● WORK TO COMPLETE
Print the entries below word for word; the pictures stay out of your copy.

● DATASET EXTRACT
------

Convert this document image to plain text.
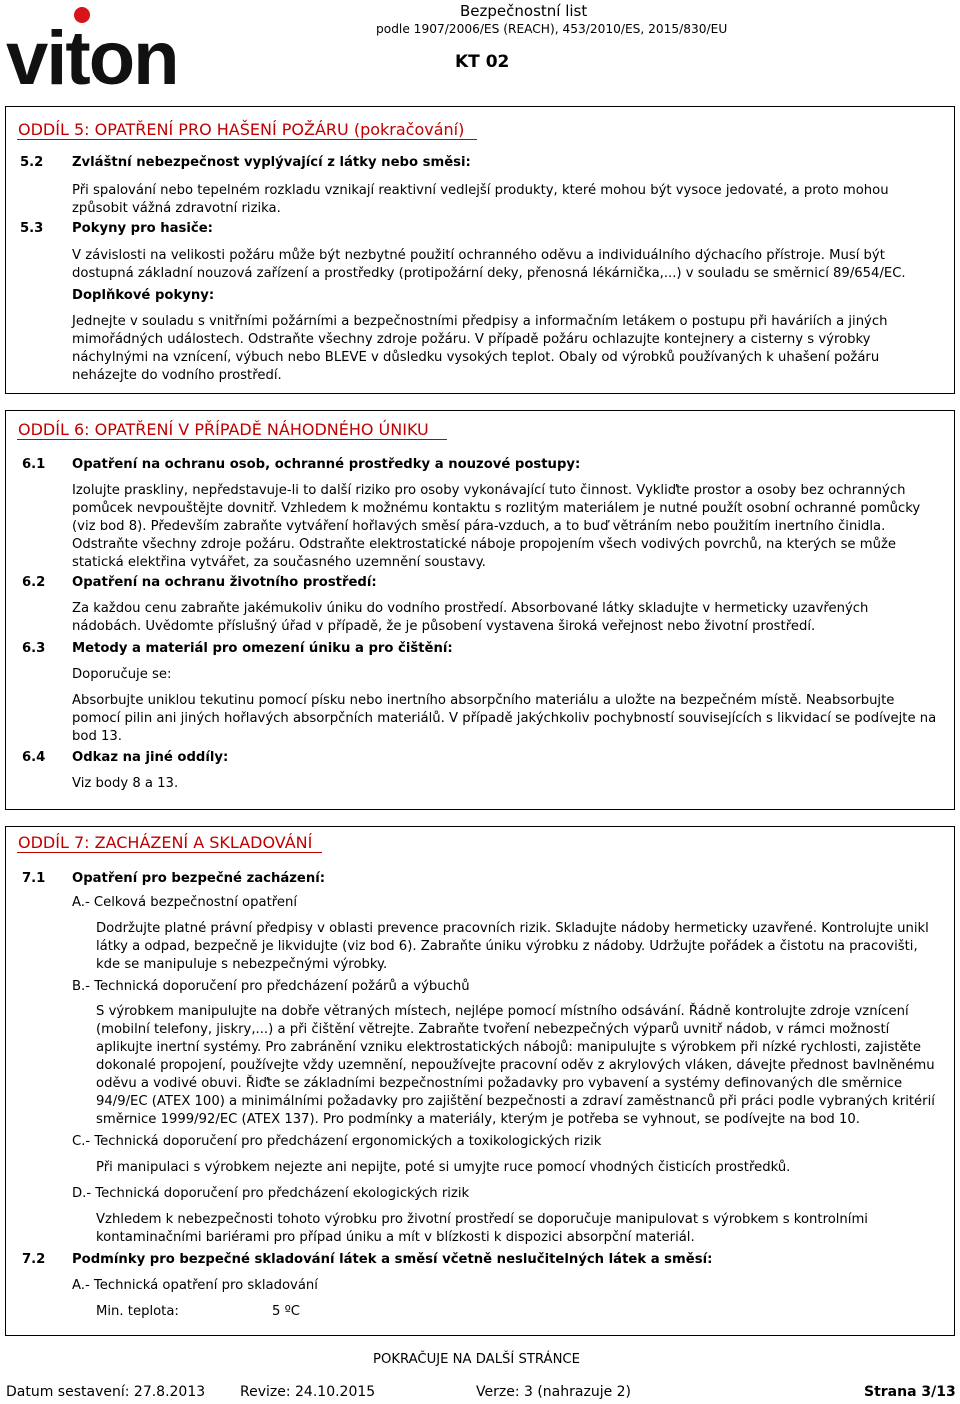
viton
Bezpečnostní list
podle 1907/2006/ES (REACH), 453/2010/ES, 2015/830/EU
KT 02
ODDÍL 5: OPATŘENÍ PRO HAŠENÍ POŽÁRU (pokračování)
5.2 Zvláštní nebezpečnost vyplývající z látky nebo směsi:
Při spalování nebo tepelném rozkladu vznikají reaktivní vedlejší produkty, které mohou být vysoce jedovaté, a proto mohou
způsobit vážná zdravotní rizika.
5.3 Pokyny pro hasiče:
V závislosti na velikosti požáru může být nezbytné použití ochranného oděvu a individuálního dýchacího přístroje. Musí být
dostupná základní nouzová zařízení a prostředky (protipožární deky, přenosná lékárnička,...) v souladu se směrnicí 89/654/EC.
Doplňkové pokyny:
Jednejte v souladu s vnitřními požárními a bezpečnostními předpisy a informačním letákem o postupu při haváriích a jiných
mimořádných událostech. Odstraňte všechny zdroje požáru. V případě požáru ochlazujte kontejnery a cisterny s výrobky
náchylnými na vznícení, výbuch nebo BLEVE v důsledku vysokých teplot. Obaly od výrobků používaných k uhašení požáru
neházejte do vodního prostředí.
ODDÍL 6: OPATŘENÍ V PŘÍPADĚ NÁHODNÉHO ÚNIKU
6.1 Opatření na ochranu osob, ochranné prostředky a nouzové postupy:
Izolujte praskliny, nepředstavuje-li to další riziko pro osoby vykonávající tuto činnost. Vykliďte prostor a osoby bez ochranných
pomůcek nevpouštějte dovnitř. Vzhledem k možnému kontaktu s rozlitým materiálem je nutné použít osobní ochranné pomůcky
(viz bod 8). Především zabraňte vytváření hořlavých směsí pára-vzduch, a to buď větráním nebo použitím inertního činidla.
Odstraňte všechny zdroje požáru. Odstraňte elektrostatické náboje propojením všech vodivých povrchů, na kterých se může
statická elektřina vytvářet, za současného uzemnění soustavy.
6.2 Opatření na ochranu životního prostředí:
Za každou cenu zabraňte jakémukoliv úniku do vodního prostředí. Absorbované látky skladujte v hermeticky uzavřených
nádobách. Uvědomte příslušný úřad v případě, že je působení vystavena široká veřejnost nebo životní prostředí.
6.3 Metody a materiál pro omezení úniku a pro čištění:
Doporučuje se:
Absorbujte uniklou tekutinu pomocí písku nebo inertního absorpčního materiálu a uložte na bezpečném místě. Neabsorbujte
pomocí pilin ani jiných hořlavých absorpčních materiálů. V případě jakýchkoliv pochybností souvisejících s likvidací se podívejte na
bod 13.
6.4 Odkaz na jiné oddíly:
Viz body 8 a 13.
ODDÍL 7: ZACHÁZENÍ A SKLADOVÁNÍ
7.1 Opatření pro bezpečné zacházení:
A.- Celková bezpečnostní opatření
Dodržujte platné právní předpisy v oblasti prevence pracovních rizik. Skladujte nádoby hermeticky uzavřené. Kontrolujte unikl
látky a odpad, bezpečně je likvidujte (viz bod 6). Zabraňte úniku výrobku z nádoby. Udržujte pořádek a čistotu na pracovišti,
kde se manipuluje s nebezpečnými výrobky.
B.- Technická doporučení pro předcházení požárů a výbuchů
S výrobkem manipulujte na dobře větraných místech, nejlépe pomocí místního odsávání. Řádně kontrolujte zdroje vznícení
(mobilní telefony, jiskry,...) a při čištění větrejte. Zabraňte tvoření nebezpečných výparů uvnitř nádob, v rámci možností
aplikujte inertní systémy. Pro zabránění vzniku elektrostatických nábojů: manipulujte s výrobkem při nízké rychlosti, zajistěte
dokonalé propojení, používejte vždy uzemnění, nepoužívejte pracovní oděv z akrylových vláken, dávejte přednost bavlněnému
oděvu a vodivé obuvi. Řiďte se základními bezpečnostními požadavky pro vybavení a systémy definovaných dle směrnice
94/9/EC (ATEX 100) a minimálními požadavky pro zajištění bezpečnosti a zdraví zaměstnanců při práci podle vybraných kritérií
směrnice 1999/92/EC (ATEX 137). Pro podmínky a materiály, kterým je potřeba se vyhnout, se podívejte na bod 10.
C.- Technická doporučení pro předcházení ergonomických a toxikologických rizik
Při manipulaci s výrobkem nejezte ani nepijte, poté si umyjte ruce pomocí vhodných čisticích prostředků.
D.- Technická doporučení pro předcházení ekologických rizik
Vzhledem k nebezpečnosti tohoto výrobku pro životní prostředí se doporučuje manipulovat s výrobkem s kontrolními
kontaminačními bariérami pro případ úniku a mít v blízkosti k dispozici absorpční materiál.
7.2 Podmínky pro bezpečné skladování látek a směsí včetně neslučitelných látek a směsí:
A.- Technická opatření pro skladování
Min. teplota:	5 ºC
POKRAČUJE NA DALŠÍ STRÁNCE
Datum sestavení: 27.8.2013 Revize: 24.10.2015	Verze: 3 (nahrazuje 2)	Strana 3/13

------

● WORKED ANSWER
Convert this document image to plain text.
viton
Bezpečnostní list
podle 1907/2006/ES (REACH), 453/2010/ES, 2015/830/EU
KT 02
ODDÍL 5: OPATŘENÍ PRO HAŠENÍ POŽÁRU (pokračování)
5.2 Zvláštní nebezpečnost vyplývající z látky nebo směsi:
Při spalování nebo tepelném rozkladu vznikají reaktivní vedlejší produkty, které mohou být vysoce jedovaté, a proto mohou
způsobit vážná zdravotní rizika.
5.3 Pokyny pro hasiče:
V závislosti na velikosti požáru může být nezbytné použití ochranného oděvu a individuálního dýchacího přístroje. Musí být
dostupná základní nouzová zařízení a prostředky (protipožární deky, přenosná lékárnička,...) v souladu se směrnicí 89/654/EC.
Doplňkové pokyny:
Jednejte v souladu s vnitřními požárními a bezpečnostními předpisy a informačním letákem o postupu při haváriích a jiných
mimořádných událostech. Odstraňte všechny zdroje požáru. V případě požáru ochlazujte kontejnery a cisterny s výrobky
náchylnými na vznícení, výbuch nebo BLEVE v důsledku vysokých teplot. Obaly od výrobků používaných k uhašení požáru
neházejte do vodního prostředí.
ODDÍL 6: OPATŘENÍ V PŘÍPADĚ NÁHODNÉHO ÚNIKU
6.1 Opatření na ochranu osob, ochranné prostředky a nouzové postupy:
Izolujte praskliny, nepředstavuje-li to další riziko pro osoby vykonávající tuto činnost. Vykliďte prostor a osoby bez ochranných
pomůcek nevpouštějte dovnitř. Vzhledem k možnému kontaktu s rozlitým materiálem je nutné použít osobní ochranné pomůcky
(viz bod 8). Především zabraňte vytváření hořlavých směsí pára-vzduch, a to buď větráním nebo použitím inertního činidla.
Odstraňte všechny zdroje požáru. Odstraňte elektrostatické náboje propojením všech vodivých povrchů, na kterých se může
statická elektřina vytvářet, za současného uzemnění soustavy.
6.2 Opatření na ochranu životního prostředí:
Za každou cenu zabraňte jakémukoliv úniku do vodního prostředí. Absorbované látky skladujte v hermeticky uzavřených
nádobách. Uvědomte příslušný úřad v případě, že je působení vystavena široká veřejnost nebo životní prostředí.
6.3 Metody a materiál pro omezení úniku a pro čištění:
Doporučuje se:
Absorbujte uniklou tekutinu pomocí písku nebo inertního absorpčního materiálu a uložte na bezpečném místě. Neabsorbujte
pomocí pilin ani jiných hořlavých absorpčních materiálů. V případě jakýchkoliv pochybností souvisejících s likvidací se podívejte na
bod 13.
6.4 Odkaz na jiné oddíly:
Viz body 8 a 13.
ODDÍL 7: ZACHÁZENÍ A SKLADOVÁNÍ
7.1 Opatření pro bezpečné zacházení:
A.- Celková bezpečnostní opatření
Dodržujte platné právní předpisy v oblasti prevence pracovních rizik. Skladujte nádoby hermeticky uzavřené. Kontrolujte unikl
látky a odpad, bezpečně je likvidujte (viz bod 6). Zabraňte úniku výrobku z nádoby. Udržujte pořádek a čistotu na pracovišti,
kde se manipuluje s nebezpečnými výrobky.
B.- Technická doporučení pro předcházení požárů a výbuchů
S výrobkem manipulujte na dobře větraných místech, nejlépe pomocí místního odsávání. Řádně kontrolujte zdroje vznícení
(mobilní telefony, jiskry,...) a při čištění větrejte. Zabraňte tvoření nebezpečných výparů uvnitř nádob, v rámci možností
aplikujte inertní systémy. Pro zabránění vzniku elektrostatických nábojů: manipulujte s výrobkem při nízké rychlosti, zajistěte
dokonalé propojení, používejte vždy uzemnění, nepoužívejte pracovní oděv z akrylových vláken, dávejte přednost bavlněnému
oděvu a vodivé obuvi. Řiďte se základními bezpečnostními požadavky pro vybavení a systémy definovaných dle směrnice
94/9/EC (ATEX 100) a minimálními požadavky pro zajištění bezpečnosti a zdraví zaměstnanců při práci podle vybraných kritérií
směrnice 1999/92/EC (ATEX 137). Pro podmínky a materiály, kterým je potřeba se vyhnout, se podívejte na bod 10.
C.- Technická doporučení pro předcházení ergonomických a toxikologických rizik
Při manipulaci s výrobkem nejezte ani nepijte, poté si umyjte ruce pomocí vhodných čisticích prostředků.
D.- Technická doporučení pro předcházení ekologických rizik
Vzhledem k nebezpečnosti tohoto výrobku pro životní prostředí se doporučuje manipulovat s výrobkem s kontrolními
kontaminačními bariérami pro případ úniku a mít v blízkosti k dispozici absorpční materiál.
7.2 Podmínky pro bezpečné skladování látek a směsí včetně neslučitelných látek a směsí:
A.- Technická opatření pro skladování
Min. teplota:	5 ºC
POKRAČUJE NA DALŠÍ STRÁNCE
Datum sestavení: 27.8.2013 Revize: 24.10.2015	Verze: 3 (nahrazuje 2)	Strana 3/13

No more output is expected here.